Task brief:
Retype all the records with nothing changed.

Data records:

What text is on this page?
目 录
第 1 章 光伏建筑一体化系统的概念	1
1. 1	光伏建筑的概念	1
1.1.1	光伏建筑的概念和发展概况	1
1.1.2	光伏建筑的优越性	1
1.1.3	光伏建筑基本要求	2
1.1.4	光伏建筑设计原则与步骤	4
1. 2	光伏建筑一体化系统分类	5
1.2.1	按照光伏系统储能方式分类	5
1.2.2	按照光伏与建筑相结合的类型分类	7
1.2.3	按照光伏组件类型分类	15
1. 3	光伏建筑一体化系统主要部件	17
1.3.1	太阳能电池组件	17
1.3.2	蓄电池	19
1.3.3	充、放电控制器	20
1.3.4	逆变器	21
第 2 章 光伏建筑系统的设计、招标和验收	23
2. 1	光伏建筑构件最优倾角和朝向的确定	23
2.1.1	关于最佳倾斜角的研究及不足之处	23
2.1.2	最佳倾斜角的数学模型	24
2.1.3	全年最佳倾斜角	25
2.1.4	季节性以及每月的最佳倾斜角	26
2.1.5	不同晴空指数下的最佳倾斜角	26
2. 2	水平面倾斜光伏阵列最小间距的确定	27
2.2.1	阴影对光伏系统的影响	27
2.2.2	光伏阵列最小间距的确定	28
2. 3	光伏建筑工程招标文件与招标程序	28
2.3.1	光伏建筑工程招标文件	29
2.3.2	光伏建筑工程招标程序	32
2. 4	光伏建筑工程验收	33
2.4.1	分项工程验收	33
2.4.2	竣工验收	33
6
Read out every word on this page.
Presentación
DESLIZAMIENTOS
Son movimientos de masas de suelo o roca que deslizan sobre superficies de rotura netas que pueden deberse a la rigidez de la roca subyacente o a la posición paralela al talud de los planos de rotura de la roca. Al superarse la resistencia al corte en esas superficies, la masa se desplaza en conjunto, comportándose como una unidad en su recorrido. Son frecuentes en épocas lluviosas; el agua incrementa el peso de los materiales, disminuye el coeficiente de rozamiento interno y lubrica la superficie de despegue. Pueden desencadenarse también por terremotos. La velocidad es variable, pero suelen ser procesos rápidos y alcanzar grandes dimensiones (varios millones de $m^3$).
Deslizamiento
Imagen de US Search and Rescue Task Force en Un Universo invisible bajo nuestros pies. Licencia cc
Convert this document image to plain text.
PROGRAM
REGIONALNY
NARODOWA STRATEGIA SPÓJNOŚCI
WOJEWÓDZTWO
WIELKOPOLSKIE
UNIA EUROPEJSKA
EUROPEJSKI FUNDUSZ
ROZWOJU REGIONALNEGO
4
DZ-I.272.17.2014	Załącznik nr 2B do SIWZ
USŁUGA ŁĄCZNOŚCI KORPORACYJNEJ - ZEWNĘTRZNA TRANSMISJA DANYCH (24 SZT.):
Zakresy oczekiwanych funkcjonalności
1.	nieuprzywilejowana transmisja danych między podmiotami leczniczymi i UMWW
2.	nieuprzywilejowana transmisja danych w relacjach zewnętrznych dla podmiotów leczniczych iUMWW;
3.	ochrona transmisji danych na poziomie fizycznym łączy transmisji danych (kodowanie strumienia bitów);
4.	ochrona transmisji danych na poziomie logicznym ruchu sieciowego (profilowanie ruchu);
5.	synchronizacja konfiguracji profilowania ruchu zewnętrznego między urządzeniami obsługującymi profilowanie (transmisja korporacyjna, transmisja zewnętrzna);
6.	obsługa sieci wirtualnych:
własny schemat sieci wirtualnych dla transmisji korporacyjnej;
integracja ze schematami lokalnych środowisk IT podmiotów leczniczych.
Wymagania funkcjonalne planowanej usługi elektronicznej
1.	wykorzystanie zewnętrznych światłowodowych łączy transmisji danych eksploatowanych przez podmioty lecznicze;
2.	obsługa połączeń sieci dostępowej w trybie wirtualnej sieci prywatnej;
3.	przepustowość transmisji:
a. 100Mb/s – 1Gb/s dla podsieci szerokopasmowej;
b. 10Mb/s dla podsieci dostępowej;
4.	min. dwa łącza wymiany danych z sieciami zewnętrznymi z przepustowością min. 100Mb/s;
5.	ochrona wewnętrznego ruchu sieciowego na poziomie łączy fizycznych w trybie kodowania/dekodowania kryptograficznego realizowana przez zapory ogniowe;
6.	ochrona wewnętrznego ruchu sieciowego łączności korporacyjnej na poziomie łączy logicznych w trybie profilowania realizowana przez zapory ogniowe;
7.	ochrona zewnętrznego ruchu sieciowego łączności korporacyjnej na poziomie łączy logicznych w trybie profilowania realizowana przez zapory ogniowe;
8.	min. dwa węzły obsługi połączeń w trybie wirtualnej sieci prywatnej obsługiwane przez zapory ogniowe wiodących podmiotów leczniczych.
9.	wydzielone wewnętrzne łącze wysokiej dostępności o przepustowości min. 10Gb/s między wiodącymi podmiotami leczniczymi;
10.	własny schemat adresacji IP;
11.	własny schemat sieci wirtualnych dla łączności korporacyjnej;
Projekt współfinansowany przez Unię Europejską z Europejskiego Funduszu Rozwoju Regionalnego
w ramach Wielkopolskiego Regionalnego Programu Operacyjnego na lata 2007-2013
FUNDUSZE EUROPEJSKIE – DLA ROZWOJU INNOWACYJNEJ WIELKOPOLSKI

Task output:
What text is on this page?
目 录
第 1 章 光伏建筑一体化系统的概念	1
1. 1	光伏建筑的概念	1
1.1.1	光伏建筑的概念和发展概况	1
1.1.2	光伏建筑的优越性	1
1.1.3	光伏建筑基本要求	2
1.1.4	光伏建筑设计原则与步骤	4
1. 2	光伏建筑一体化系统分类	5
1.2.1	按照光伏系统储能方式分类	5
1.2.2	按照光伏与建筑相结合的类型分类	7
1.2.3	按照光伏组件类型分类	15
1. 3	光伏建筑一体化系统主要部件	17
1.3.1	太阳能电池组件	17
1.3.2	蓄电池	19
1.3.3	充、放电控制器	20
1.3.4	逆变器	21
第 2 章 光伏建筑系统的设计、招标和验收	23
2. 1	光伏建筑构件最优倾角和朝向的确定	23
2.1.1	关于最佳倾斜角的研究及不足之处	23
2.1.2	最佳倾斜角的数学模型	24
2.1.3	全年最佳倾斜角	25
2.1.4	季节性以及每月的最佳倾斜角	26
2.1.5	不同晴空指数下的最佳倾斜角	26
2. 2	水平面倾斜光伏阵列最小间距的确定	27
2.2.1	阴影对光伏系统的影响	27
2.2.2	光伏阵列最小间距的确定	28
2. 3	光伏建筑工程招标文件与招标程序	28
2.3.1	光伏建筑工程招标文件	29
2.3.2	光伏建筑工程招标程序	32
2. 4	光伏建筑工程验收	33
2.4.1	分项工程验收	33
2.4.2	竣工验收	33
6
Read out every word on this page.
Presentación
DESLIZAMIENTOS
Son movimientos de masas de suelo o roca que deslizan sobre superficies de rotura netas que pueden deberse a la rigidez de la roca subyacente o a la posición paralela al talud de los planos de rotura de la roca. Al superarse la resistencia al corte en esas superficies, la masa se desplaza en conjunto, comportándose como una unidad en su recorrido. Son frecuentes en épocas lluviosas; el agua incrementa el peso de los materiales, disminuye el coeficiente de rozamiento interno y lubrica la superficie de despegue. Pueden desencadenarse también por terremotos. La velocidad es variable, pero suelen ser procesos rápidos y alcanzar grandes dimensiones (varios millones de $m^3$).
Deslizamiento
Imagen de US Search and Rescue Task Force en Un Universo invisible bajo nuestros pies. Licencia cc
Convert this document image to plain text.
PROGRAM
REGIONALNY
NARODOWA STRATEGIA SPÓJNOŚCI
WOJEWÓDZTWO
WIELKOPOLSKIE
UNIA EUROPEJSKA
EUROPEJSKI FUNDUSZ
ROZWOJU REGIONALNEGO
4
DZ-I.272.17.2014	Załącznik nr 2B do SIWZ
USŁUGA ŁĄCZNOŚCI KORPORACYJNEJ - ZEWNĘTRZNA TRANSMISJA DANYCH (24 SZT.):
Zakresy oczekiwanych funkcjonalności
1.	nieuprzywilejowana transmisja danych między podmiotami leczniczymi i UMWW
2.	nieuprzywilejowana transmisja danych w relacjach zewnętrznych dla podmiotów leczniczych iUMWW;
3.	ochrona transmisji danych na poziomie fizycznym łączy transmisji danych (kodowanie strumienia bitów);
4.	ochrona transmisji danych na poziomie logicznym ruchu sieciowego (profilowanie ruchu);
5.	synchronizacja konfiguracji profilowania ruchu zewnętrznego między urządzeniami obsługującymi profilowanie (transmisja korporacyjna, transmisja zewnętrzna);
6.	obsługa sieci wirtualnych:
własny schemat sieci wirtualnych dla transmisji korporacyjnej;
integracja ze schematami lokalnych środowisk IT podmiotów leczniczych.
Wymagania funkcjonalne planowanej usługi elektronicznej
1.	wykorzystanie zewnętrznych światłowodowych łączy transmisji danych eksploatowanych przez podmioty lecznicze;
2.	obsługa połączeń sieci dostępowej w trybie wirtualnej sieci prywatnej;
3.	przepustowość transmisji:
a. 100Mb/s – 1Gb/s dla podsieci szerokopasmowej;
b. 10Mb/s dla podsieci dostępowej;
4.	min. dwa łącza wymiany danych z sieciami zewnętrznymi z przepustowością min. 100Mb/s;
5.	ochrona wewnętrznego ruchu sieciowego na poziomie łączy fizycznych w trybie kodowania/dekodowania kryptograficznego realizowana przez zapory ogniowe;
6.	ochrona wewnętrznego ruchu sieciowego łączności korporacyjnej na poziomie łączy logicznych w trybie profilowania realizowana przez zapory ogniowe;
7.	ochrona zewnętrznego ruchu sieciowego łączności korporacyjnej na poziomie łączy logicznych w trybie profilowania realizowana przez zapory ogniowe;
8.	min. dwa węzły obsługi połączeń w trybie wirtualnej sieci prywatnej obsługiwane przez zapory ogniowe wiodących podmiotów leczniczych.
9.	wydzielone wewnętrzne łącze wysokiej dostępności o przepustowości min. 10Gb/s między wiodącymi podmiotami leczniczymi;
10.	własny schemat adresacji IP;
11.	własny schemat sieci wirtualnych dla łączności korporacyjnej;
Projekt współfinansowany przez Unię Europejską z Europejskiego Funduszu Rozwoju Regionalnego
w ramach Wielkopolskiego Regionalnego Programu Operacyjnego na lata 2007-2013
FUNDUSZE EUROPEJSKIE – DLA ROZWOJU INNOWACYJNEJ WIELKOPOLSKI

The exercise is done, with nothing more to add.